▶ Written problem
Work out the number of lines containing "category". Answer with nothing but that number.

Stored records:

◇ ◇ ◇ ◇

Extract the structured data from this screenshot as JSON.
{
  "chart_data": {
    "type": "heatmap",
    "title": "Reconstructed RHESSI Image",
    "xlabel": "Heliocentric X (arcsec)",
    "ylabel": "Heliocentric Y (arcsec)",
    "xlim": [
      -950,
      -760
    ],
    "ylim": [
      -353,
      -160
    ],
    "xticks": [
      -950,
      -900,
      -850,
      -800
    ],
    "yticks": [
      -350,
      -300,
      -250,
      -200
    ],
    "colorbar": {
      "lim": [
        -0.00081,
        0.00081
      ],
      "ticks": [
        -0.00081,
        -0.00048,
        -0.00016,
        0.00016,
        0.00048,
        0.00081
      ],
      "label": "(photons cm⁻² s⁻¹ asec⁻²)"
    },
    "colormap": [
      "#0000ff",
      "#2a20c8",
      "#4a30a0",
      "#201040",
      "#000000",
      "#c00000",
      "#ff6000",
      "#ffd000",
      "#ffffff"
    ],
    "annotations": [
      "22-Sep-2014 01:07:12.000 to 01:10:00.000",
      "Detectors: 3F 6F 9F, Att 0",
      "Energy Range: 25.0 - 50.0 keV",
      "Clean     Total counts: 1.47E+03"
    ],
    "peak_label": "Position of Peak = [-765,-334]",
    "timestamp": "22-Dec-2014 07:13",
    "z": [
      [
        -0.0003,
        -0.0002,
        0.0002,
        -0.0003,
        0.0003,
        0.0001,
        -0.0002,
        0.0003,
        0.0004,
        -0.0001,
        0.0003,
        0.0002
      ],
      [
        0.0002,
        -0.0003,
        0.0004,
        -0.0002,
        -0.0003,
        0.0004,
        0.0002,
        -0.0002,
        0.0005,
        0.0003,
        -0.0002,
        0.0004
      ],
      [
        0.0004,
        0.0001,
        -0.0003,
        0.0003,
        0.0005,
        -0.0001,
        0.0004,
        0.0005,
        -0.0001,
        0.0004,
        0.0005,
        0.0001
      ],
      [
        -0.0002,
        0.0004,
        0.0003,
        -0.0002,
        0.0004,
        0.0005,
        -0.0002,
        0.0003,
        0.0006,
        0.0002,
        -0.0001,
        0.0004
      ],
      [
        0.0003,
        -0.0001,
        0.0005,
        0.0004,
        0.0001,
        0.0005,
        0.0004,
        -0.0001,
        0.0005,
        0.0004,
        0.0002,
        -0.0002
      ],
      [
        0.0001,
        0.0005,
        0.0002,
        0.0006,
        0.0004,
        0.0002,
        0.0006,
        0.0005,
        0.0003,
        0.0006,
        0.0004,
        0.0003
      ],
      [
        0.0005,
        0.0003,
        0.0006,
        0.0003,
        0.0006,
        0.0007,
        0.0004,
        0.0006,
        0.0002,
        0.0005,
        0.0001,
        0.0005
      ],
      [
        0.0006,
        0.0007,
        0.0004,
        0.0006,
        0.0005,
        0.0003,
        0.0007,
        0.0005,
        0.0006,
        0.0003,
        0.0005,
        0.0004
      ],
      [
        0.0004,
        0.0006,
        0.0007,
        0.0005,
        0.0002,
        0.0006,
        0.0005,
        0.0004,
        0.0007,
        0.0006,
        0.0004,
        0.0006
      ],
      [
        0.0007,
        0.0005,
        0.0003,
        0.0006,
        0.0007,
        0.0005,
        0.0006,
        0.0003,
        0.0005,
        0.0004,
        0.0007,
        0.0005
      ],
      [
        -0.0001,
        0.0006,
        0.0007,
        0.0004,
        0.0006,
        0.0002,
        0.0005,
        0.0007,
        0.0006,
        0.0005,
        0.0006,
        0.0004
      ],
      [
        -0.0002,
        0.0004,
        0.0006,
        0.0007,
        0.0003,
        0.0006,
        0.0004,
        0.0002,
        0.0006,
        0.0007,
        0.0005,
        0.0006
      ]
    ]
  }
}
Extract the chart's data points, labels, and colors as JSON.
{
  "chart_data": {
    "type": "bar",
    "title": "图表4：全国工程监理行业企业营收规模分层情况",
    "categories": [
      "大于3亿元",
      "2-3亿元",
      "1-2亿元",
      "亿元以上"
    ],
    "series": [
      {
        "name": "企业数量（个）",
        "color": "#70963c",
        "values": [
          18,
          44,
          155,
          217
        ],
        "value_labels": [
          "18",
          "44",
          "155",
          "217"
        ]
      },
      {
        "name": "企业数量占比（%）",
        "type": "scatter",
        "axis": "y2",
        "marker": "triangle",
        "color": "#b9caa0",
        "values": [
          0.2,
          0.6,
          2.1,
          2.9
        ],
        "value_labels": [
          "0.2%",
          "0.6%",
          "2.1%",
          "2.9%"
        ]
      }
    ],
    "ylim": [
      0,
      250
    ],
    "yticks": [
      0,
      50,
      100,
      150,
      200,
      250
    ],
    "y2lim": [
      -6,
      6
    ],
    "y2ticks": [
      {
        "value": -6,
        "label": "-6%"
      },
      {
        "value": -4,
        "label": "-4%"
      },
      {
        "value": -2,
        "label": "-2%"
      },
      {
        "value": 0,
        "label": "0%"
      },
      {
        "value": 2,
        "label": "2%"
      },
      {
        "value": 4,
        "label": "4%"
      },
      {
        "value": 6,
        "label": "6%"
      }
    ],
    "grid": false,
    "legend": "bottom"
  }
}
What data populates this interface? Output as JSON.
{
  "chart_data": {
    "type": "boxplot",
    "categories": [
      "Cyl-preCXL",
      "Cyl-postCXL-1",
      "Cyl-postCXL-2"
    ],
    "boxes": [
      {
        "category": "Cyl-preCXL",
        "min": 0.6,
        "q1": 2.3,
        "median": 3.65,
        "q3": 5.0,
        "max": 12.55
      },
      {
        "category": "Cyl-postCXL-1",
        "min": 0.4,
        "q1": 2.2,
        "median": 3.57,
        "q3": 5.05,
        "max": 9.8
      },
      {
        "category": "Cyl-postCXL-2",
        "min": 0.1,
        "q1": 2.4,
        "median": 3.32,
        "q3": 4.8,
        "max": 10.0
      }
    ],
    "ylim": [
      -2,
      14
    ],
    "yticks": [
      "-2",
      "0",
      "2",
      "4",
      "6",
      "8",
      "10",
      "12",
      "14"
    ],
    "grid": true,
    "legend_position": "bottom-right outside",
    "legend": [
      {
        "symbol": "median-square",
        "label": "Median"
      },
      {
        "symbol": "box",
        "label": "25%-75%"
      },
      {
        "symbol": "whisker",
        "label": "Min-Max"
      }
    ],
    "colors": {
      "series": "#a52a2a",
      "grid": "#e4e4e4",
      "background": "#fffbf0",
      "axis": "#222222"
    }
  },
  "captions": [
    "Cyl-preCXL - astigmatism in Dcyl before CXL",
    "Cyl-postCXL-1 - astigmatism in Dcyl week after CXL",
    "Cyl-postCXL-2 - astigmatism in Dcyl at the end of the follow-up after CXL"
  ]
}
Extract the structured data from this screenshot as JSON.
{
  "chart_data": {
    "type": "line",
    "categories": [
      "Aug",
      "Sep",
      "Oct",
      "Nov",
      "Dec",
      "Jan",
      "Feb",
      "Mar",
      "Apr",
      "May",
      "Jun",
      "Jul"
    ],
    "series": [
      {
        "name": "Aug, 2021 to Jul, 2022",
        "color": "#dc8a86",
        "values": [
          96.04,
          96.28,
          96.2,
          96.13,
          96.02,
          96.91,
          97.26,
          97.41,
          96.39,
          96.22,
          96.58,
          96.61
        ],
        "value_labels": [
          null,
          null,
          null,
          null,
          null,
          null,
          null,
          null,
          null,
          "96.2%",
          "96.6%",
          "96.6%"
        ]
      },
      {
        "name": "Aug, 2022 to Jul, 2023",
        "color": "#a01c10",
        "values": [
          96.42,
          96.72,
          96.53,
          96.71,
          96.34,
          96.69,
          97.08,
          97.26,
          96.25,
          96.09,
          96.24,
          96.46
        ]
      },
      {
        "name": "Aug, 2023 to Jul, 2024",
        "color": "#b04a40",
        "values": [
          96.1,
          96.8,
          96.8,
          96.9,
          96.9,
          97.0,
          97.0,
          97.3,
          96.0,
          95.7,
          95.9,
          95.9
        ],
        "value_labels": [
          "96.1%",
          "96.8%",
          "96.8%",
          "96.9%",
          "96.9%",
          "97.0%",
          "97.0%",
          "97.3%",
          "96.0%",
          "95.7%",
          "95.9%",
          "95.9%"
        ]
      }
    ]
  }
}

◇ ◇ ◇ ◇

▶ Response below
3